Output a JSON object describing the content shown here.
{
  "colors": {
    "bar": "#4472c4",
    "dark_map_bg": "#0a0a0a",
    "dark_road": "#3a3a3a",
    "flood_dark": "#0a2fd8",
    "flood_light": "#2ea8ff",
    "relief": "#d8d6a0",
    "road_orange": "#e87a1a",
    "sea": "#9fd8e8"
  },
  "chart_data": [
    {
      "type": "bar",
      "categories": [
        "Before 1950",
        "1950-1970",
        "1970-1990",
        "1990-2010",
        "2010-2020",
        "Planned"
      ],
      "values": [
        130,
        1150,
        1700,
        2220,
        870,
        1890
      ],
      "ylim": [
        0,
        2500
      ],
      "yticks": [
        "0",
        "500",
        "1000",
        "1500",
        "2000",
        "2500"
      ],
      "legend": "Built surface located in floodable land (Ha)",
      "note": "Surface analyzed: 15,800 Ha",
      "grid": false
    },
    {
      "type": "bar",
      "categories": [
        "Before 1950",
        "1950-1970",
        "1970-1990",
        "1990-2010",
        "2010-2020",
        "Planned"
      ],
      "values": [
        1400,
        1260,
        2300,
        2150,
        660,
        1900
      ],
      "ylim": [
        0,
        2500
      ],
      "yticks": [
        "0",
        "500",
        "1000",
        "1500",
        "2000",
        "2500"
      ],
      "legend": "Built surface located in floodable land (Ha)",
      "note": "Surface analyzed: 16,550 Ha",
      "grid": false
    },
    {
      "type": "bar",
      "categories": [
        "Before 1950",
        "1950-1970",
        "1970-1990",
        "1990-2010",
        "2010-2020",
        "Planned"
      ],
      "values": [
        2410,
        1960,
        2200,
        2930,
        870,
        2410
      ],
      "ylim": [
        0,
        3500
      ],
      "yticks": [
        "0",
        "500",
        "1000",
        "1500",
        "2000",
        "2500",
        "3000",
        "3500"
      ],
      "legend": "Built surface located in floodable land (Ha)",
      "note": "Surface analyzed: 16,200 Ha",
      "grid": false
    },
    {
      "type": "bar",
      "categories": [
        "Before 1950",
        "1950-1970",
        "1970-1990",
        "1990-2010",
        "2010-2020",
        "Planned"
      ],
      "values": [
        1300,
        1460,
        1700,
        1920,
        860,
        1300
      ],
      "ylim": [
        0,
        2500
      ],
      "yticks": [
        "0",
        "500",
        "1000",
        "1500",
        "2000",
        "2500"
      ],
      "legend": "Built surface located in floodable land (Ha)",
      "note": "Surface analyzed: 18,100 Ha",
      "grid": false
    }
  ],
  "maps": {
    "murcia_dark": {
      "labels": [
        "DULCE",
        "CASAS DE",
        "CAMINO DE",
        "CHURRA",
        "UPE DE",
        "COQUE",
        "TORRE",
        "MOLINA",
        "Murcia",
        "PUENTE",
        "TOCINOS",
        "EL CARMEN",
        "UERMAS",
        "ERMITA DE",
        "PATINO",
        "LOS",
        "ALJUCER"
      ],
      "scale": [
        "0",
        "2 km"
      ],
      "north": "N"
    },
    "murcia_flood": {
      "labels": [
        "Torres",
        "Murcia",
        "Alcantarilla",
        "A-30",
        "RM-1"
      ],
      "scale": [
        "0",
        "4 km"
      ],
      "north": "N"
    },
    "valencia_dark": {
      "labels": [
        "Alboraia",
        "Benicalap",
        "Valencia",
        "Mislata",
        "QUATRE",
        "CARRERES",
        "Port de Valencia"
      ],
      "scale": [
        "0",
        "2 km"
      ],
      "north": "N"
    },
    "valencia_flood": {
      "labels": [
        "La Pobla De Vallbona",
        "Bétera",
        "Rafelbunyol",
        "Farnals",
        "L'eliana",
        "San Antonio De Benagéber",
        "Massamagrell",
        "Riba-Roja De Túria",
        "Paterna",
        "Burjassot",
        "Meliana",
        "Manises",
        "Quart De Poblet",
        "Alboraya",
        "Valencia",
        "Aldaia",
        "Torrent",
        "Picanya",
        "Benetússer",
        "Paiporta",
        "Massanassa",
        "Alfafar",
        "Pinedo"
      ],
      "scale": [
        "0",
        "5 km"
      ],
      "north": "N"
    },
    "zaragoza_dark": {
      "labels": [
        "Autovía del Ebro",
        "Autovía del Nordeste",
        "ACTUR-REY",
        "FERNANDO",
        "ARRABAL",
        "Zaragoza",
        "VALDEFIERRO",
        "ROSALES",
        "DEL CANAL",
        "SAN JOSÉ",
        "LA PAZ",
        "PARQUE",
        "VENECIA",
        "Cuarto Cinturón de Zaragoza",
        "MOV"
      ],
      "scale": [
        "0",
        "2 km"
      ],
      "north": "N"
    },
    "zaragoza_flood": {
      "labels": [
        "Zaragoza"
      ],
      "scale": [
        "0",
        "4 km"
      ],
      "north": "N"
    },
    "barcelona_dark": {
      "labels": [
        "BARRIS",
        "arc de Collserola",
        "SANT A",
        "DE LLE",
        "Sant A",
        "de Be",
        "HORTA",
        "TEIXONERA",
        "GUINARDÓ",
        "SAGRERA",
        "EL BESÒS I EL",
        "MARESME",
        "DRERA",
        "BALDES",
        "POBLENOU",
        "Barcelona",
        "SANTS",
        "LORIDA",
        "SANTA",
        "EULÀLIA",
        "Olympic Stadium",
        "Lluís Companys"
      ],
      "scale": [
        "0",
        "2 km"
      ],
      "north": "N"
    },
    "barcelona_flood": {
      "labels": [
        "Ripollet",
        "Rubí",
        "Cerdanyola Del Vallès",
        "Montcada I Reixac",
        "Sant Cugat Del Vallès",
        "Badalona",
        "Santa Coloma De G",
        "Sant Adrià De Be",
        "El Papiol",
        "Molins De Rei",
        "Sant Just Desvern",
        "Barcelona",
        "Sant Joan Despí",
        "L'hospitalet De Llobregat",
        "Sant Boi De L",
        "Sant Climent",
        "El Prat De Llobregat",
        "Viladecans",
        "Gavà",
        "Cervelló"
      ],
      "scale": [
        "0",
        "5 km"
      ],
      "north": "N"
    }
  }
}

*WHAT YOU HAVE TO DO:* In this exercise, repeat all entries exactly.

*ANSWER TO THE EXERCISE:*
Output a JSON object describing the content shown here.
{
  "colors": {
    "bar": "#4472c4",
    "dark_map_bg": "#0a0a0a",
    "dark_road": "#3a3a3a",
    "flood_dark": "#0a2fd8",
    "flood_light": "#2ea8ff",
    "relief": "#d8d6a0",
    "road_orange": "#e87a1a",
    "sea": "#9fd8e8"
  },
  "chart_data": [
    {
      "type": "bar",
      "categories": [
        "Before 1950",
        "1950-1970",
        "1970-1990",
        "1990-2010",
        "2010-2020",
        "Planned"
      ],
      "values": [
        130,
        1150,
        1700,
        2220,
        870,
        1890
      ],
      "ylim": [
        0,
        2500
      ],
      "yticks": [
        "0",
        "500",
        "1000",
        "1500",
        "2000",
        "2500"
      ],
      "legend": "Built surface located in floodable land (Ha)",
      "note": "Surface analyzed: 15,800 Ha",
      "grid": false
    },
    {
      "type": "bar",
      "categories": [
        "Before 1950",
        "1950-1970",
        "1970-1990",
        "1990-2010",
        "2010-2020",
        "Planned"
      ],
      "values": [
        1400,
        1260,
        2300,
        2150,
        660,
        1900
      ],
      "ylim": [
        0,
        2500
      ],
      "yticks": [
        "0",
        "500",
        "1000",
        "1500",
        "2000",
        "2500"
      ],
      "legend": "Built surface located in floodable land (Ha)",
      "note": "Surface analyzed: 16,550 Ha",
      "grid": false
    },
    {
      "type": "bar",
      "categories": [
        "Before 1950",
        "1950-1970",
        "1970-1990",
        "1990-2010",
        "2010-2020",
        "Planned"
      ],
      "values": [
        2410,
        1960,
        2200,
        2930,
        870,
        2410
      ],
      "ylim": [
        0,
        3500
      ],
      "yticks": [
        "0",
        "500",
        "1000",
        "1500",
        "2000",
        "2500",
        "3000",
        "3500"
      ],
      "legend": "Built surface located in floodable land (Ha)",
      "note": "Surface analyzed: 16,200 Ha",
      "grid": false
    },
    {
      "type": "bar",
      "categories": [
        "Before 1950",
        "1950-1970",
        "1970-1990",
        "1990-2010",
        "2010-2020",
        "Planned"
      ],
      "values": [
        1300,
        1460,
        1700,
        1920,
        860,
        1300
      ],
      "ylim": [
        0,
        2500
      ],
      "yticks": [
        "0",
        "500",
        "1000",
        "1500",
        "2000",
        "2500"
      ],
      "legend": "Built surface located in floodable land (Ha)",
      "note": "Surface analyzed: 18,100 Ha",
      "grid": false
    }
  ],
  "maps": {
    "murcia_dark": {
      "labels": [
        "DULCE",
        "CASAS DE",
        "CAMINO DE",
        "CHURRA",
        "UPE DE",
        "COQUE",
        "TORRE",
        "MOLINA",
        "Murcia",
        "PUENTE",
        "TOCINOS",
        "EL CARMEN",
        "UERMAS",
        "ERMITA DE",
        "PATINO",
        "LOS",
        "ALJUCER"
      ],
      "scale": [
        "0",
        "2 km"
      ],
      "north": "N"
    },
    "murcia_flood": {
      "labels": [
        "Torres",
        "Murcia",
        "Alcantarilla",
        "A-30",
        "RM-1"
      ],
      "scale": [
        "0",
        "4 km"
      ],
      "north": "N"
    },
    "valencia_dark": {
      "labels": [
        "Alboraia",
        "Benicalap",
        "Valencia",
        "Mislata",
        "QUATRE",
        "CARRERES",
        "Port de Valencia"
      ],
      "scale": [
        "0",
        "2 km"
      ],
      "north": "N"
    },
    "valencia_flood": {
      "labels": [
        "La Pobla De Vallbona",
        "Bétera",
        "Rafelbunyol",
        "Farnals",
        "L'eliana",
        "San Antonio De Benagéber",
        "Massamagrell",
        "Riba-Roja De Túria",
        "Paterna",
        "Burjassot",
        "Meliana",
        "Manises",
        "Quart De Poblet",
        "Alboraya",
        "Valencia",
        "Aldaia",
        "Torrent",
        "Picanya",
        "Benetússer",
        "Paiporta",
        "Massanassa",
        "Alfafar",
        "Pinedo"
      ],
      "scale": [
        "0",
        "5 km"
      ],
      "north": "N"
    },
    "zaragoza_dark": {
      "labels": [
        "Autovía del Ebro",
        "Autovía del Nordeste",
        "ACTUR-REY",
        "FERNANDO",
        "ARRABAL",
        "Zaragoza",
        "VALDEFIERRO",
        "ROSALES",
        "DEL CANAL",
        "SAN JOSÉ",
        "LA PAZ",
        "PARQUE",
        "VENECIA",
        "Cuarto Cinturón de Zaragoza",
        "MOV"
      ],
      "scale": [
        "0",
        "2 km"
      ],
      "north": "N"
    },
    "zaragoza_flood": {
      "labels": [
        "Zaragoza"
      ],
      "scale": [
        "0",
        "4 km"
      ],
      "north": "N"
    },
    "barcelona_dark": {
      "labels": [
        "BARRIS",
        "arc de Collserola",
        "SANT A",
        "DE LLE",
        "Sant A",
        "de Be",
        "HORTA",
        "TEIXONERA",
        "GUINARDÓ",
        "SAGRERA",
        "EL BESÒS I EL",
        "MARESME",
        "DRERA",
        "BALDES",
        "POBLENOU",
        "Barcelona",
        "SANTS",
        "LORIDA",
        "SANTA",
        "EULÀLIA",
        "Olympic Stadium",
        "Lluís Companys"
      ],
      "scale": [
        "0",
        "2 km"
      ],
      "north": "N"
    },
    "barcelona_flood": {
      "labels": [
        "Ripollet",
        "Rubí",
        "Cerdanyola Del Vallès",
        "Montcada I Reixac",
        "Sant Cugat Del Vallès",
        "Badalona",
        "Santa Coloma De G",
        "Sant Adrià De Be",
        "El Papiol",
        "Molins De Rei",
        "Sant Just Desvern",
        "Barcelona",
        "Sant Joan Despí",
        "L'hospitalet De Llobregat",
        "Sant Boi De L",
        "Sant Climent",
        "El Prat De Llobregat",
        "Viladecans",
        "Gavà",
        "Cervelló"
      ],
      "scale": [
        "0",
        "5 km"
      ],
      "north": "N"
    }
  }
}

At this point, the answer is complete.